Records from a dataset
================================

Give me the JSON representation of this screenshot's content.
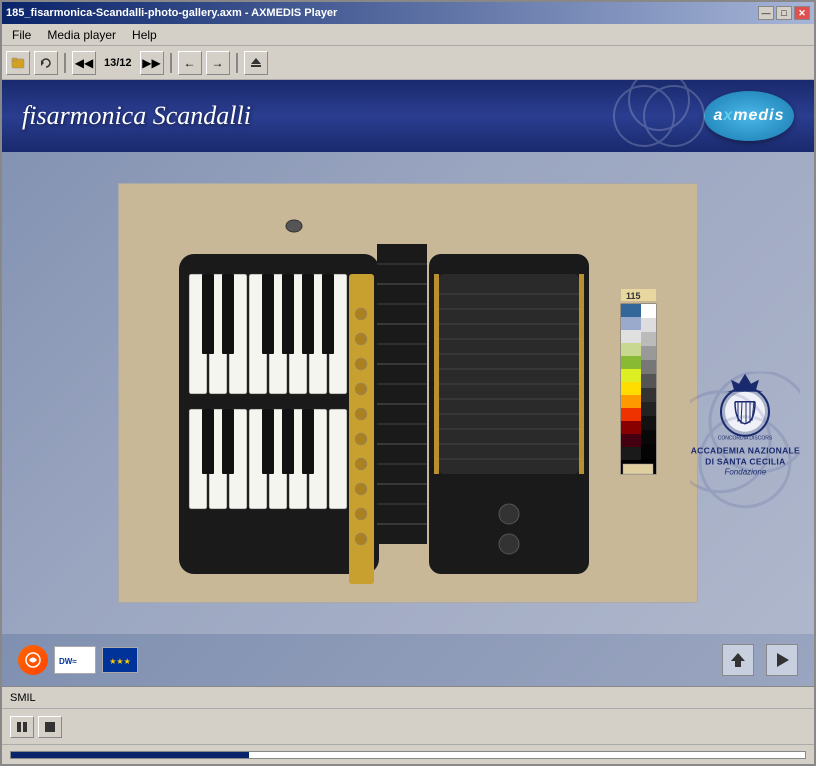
{
  "window": {
    "title": "185_fisarmonica-Scandalli-photo-gallery.axm - AXMEDIS Player",
    "min_btn": "—",
    "max_btn": "□",
    "close_btn": "✕"
  },
  "menu": {
    "file": "File",
    "media_player": "Media player",
    "help": "Help"
  },
  "toolbar": {
    "counter": "13/12",
    "separator": "|"
  },
  "banner": {
    "title": "fisarmonica Scandalli",
    "logo_text": "axmedis"
  },
  "bottom": {
    "upload_btn": "⬆",
    "play_btn": "▶"
  },
  "accademia": {
    "line1": "ACCADEMIA NAZIONALE",
    "line2": "DI SANTA CECILIA",
    "line3": "Fondazione"
  },
  "status": {
    "label": "SMIL"
  },
  "playback": {
    "pause_btn": "⏸",
    "stop_btn": "⏹"
  },
  "color_chart": {
    "label": "115",
    "swatches": [
      "#4466aa",
      "#7788bb",
      "#aabbcc",
      "#ddeecc",
      "#99bb55",
      "#ccdd44",
      "#ffee00",
      "#ff9900",
      "#ee4400",
      "#cc1100",
      "#880022",
      "#330011",
      "#000000"
    ]
  }
}
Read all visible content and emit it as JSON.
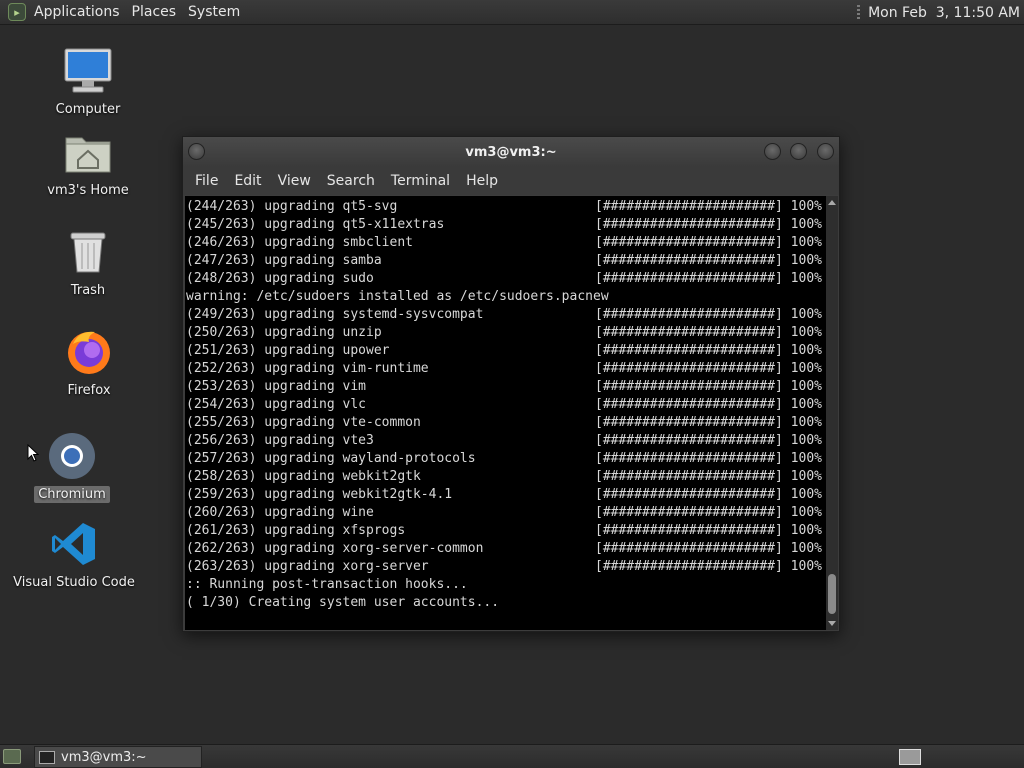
{
  "top_panel": {
    "menus": [
      "Applications",
      "Places",
      "System"
    ],
    "clock": "Mon Feb  3, 11:50 AM"
  },
  "desktop_icons": [
    {
      "label": "Computer",
      "icon": "computer-icon"
    },
    {
      "label": "vm3's Home",
      "icon": "home-folder-icon"
    },
    {
      "label": "Trash",
      "icon": "trash-icon"
    },
    {
      "label": "Firefox",
      "icon": "firefox-icon"
    },
    {
      "label": "Chromium",
      "icon": "chromium-icon"
    },
    {
      "label": "Visual Studio Code",
      "icon": "vscode-icon"
    }
  ],
  "terminal": {
    "title": "vm3@vm3:~",
    "menu": [
      "File",
      "Edit",
      "View",
      "Search",
      "Terminal",
      "Help"
    ],
    "progress_bar": "[######################]",
    "percent": "100%",
    "lines": [
      {
        "text": "(244/263) upgrading qt5-svg",
        "progress": true
      },
      {
        "text": "(245/263) upgrading qt5-x11extras",
        "progress": true
      },
      {
        "text": "(246/263) upgrading smbclient",
        "progress": true
      },
      {
        "text": "(247/263) upgrading samba",
        "progress": true
      },
      {
        "text": "(248/263) upgrading sudo",
        "progress": true
      },
      {
        "text": "warning: /etc/sudoers installed as /etc/sudoers.pacnew",
        "progress": false
      },
      {
        "text": "(249/263) upgrading systemd-sysvcompat",
        "progress": true
      },
      {
        "text": "(250/263) upgrading unzip",
        "progress": true
      },
      {
        "text": "(251/263) upgrading upower",
        "progress": true
      },
      {
        "text": "(252/263) upgrading vim-runtime",
        "progress": true
      },
      {
        "text": "(253/263) upgrading vim",
        "progress": true
      },
      {
        "text": "(254/263) upgrading vlc",
        "progress": true
      },
      {
        "text": "(255/263) upgrading vte-common",
        "progress": true
      },
      {
        "text": "(256/263) upgrading vte3",
        "progress": true
      },
      {
        "text": "(257/263) upgrading wayland-protocols",
        "progress": true
      },
      {
        "text": "(258/263) upgrading webkit2gtk",
        "progress": true
      },
      {
        "text": "(259/263) upgrading webkit2gtk-4.1",
        "progress": true
      },
      {
        "text": "(260/263) upgrading wine",
        "progress": true
      },
      {
        "text": "(261/263) upgrading xfsprogs",
        "progress": true
      },
      {
        "text": "(262/263) upgrading xorg-server-common",
        "progress": true
      },
      {
        "text": "(263/263) upgrading xorg-server",
        "progress": true
      },
      {
        "text": ":: Running post-transaction hooks...",
        "progress": false
      },
      {
        "text": "( 1/30) Creating system user accounts...",
        "progress": false
      }
    ]
  },
  "taskbar": {
    "task_label": "vm3@vm3:~"
  }
}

================================

_Exercise aim_
Identify the lines that contain the string "Scandalli", and copy every one of them.

_The reply_
    "title": "185_fisarmonica-Scandalli-photo-gallery.axm - AXMEDIS Player",
    "title": "fisarmonica Scandalli",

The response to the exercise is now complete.